Azure Virtual Desktop
The presented resiliency recommendations in this guidance include Azure Virtual Desktop and associated resources and settings.
Summary of Recommendations
Recommendations Details
AVD-1 - Use Private link when connecting to File Share or Key Vault
Category: Access & Security
Impact: Medium
Guidance
Private Link is available for other Azure services that work in conjunction with Azure Virtual Desktop, such as Azure Files and Key Vault. From a resiliency standpoint, we recommending implementing private endpoints for these services to reduce exposure to potential internet-related issues such as latency, packet loss, and/or downtime. This can lead to more reliable communication between AVD and dependent services.
Resources
Resource Graph Query
// under-development
AVD-2 - Monitor Service Health and Resource Health of AVD
Category: Monitoring
Impact: High
Guidance
Use Service Health to stay informed about the health of the Azure services and regions that you use to insure their availability. Set up Service Health alerts so that you stay aware of service issues, planned maintenance, or other changes that might affect your Azure Virtual Desktop resources. Use Resource Health to monitor your VMs and storage solutions.
Resources
Resource Graph Query
// under-development
AVD-4 - Deploy Domain Controllers and DNS Servers in Azure Virtual Network Across Availability Zones
Category: Availability
Impact: High
Guidance
When using an AD DS identity solution with AVD, it is recommended to deploy domain controllers and DNS servers on Azure virtual machines across availability zones. This improves the environment’s reliability by removing a dependency on an on-premises service and improves performance by creating a shorter path for user authentication.
━━━━━━
#### The tasks:
1. In the Azure Virtual Desktop guidance, what impact level is given to AVD-1?
2. List every recommendation in the Azure Virtual Desktop guidance by its identifier and title.
3. Reproduce the Azure Virtual Desktop guidance word for word, everything from "Summary of Recommendations" down to "and dependent services.".

#### Material:
━━━━━━
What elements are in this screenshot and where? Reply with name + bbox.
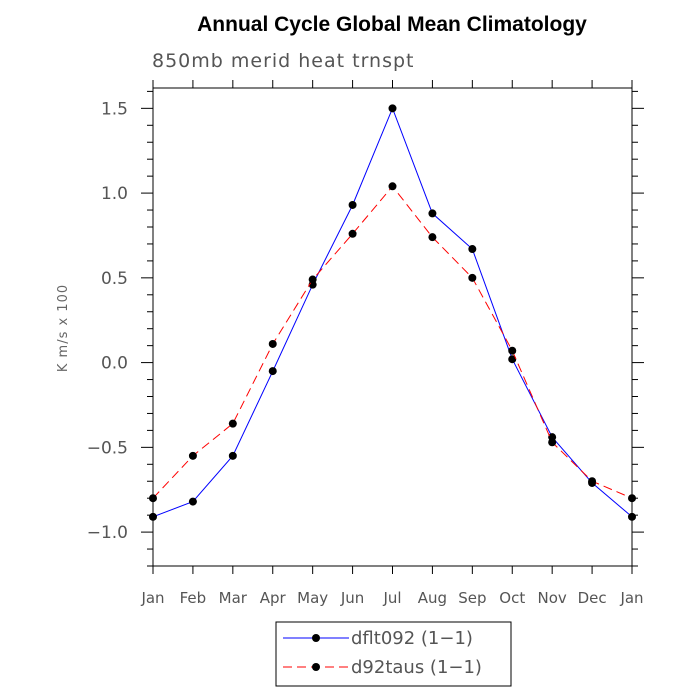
━━━━━━
#### Worked solutions:
1. Medium

2.
- AVD-1 - Use Private link when connecting to File Share or Key Vault
- AVD-2 - Monitor Service Health and Resource Health of AVD
- AVD-4 - Deploy Domain Controllers and DNS Servers in Azure Virtual Network Across Availability Zones

3.
Summary of Recommendations
Recommendations Details
AVD-1 - Use Private link when connecting to File Share or Key Vault
Category: Access & Security
Impact: Medium
Guidance
Private Link is available for other Azure services that work in conjunction with Azure Virtual Desktop, such as Azure Files and Key Vault. From a resiliency standpoint, we recommending implementing private endpoints for these services to reduce exposure to potential internet-related issues such as latency, packet loss, and/or downtime. This can lead to more reliable communication between AVD and dependent services.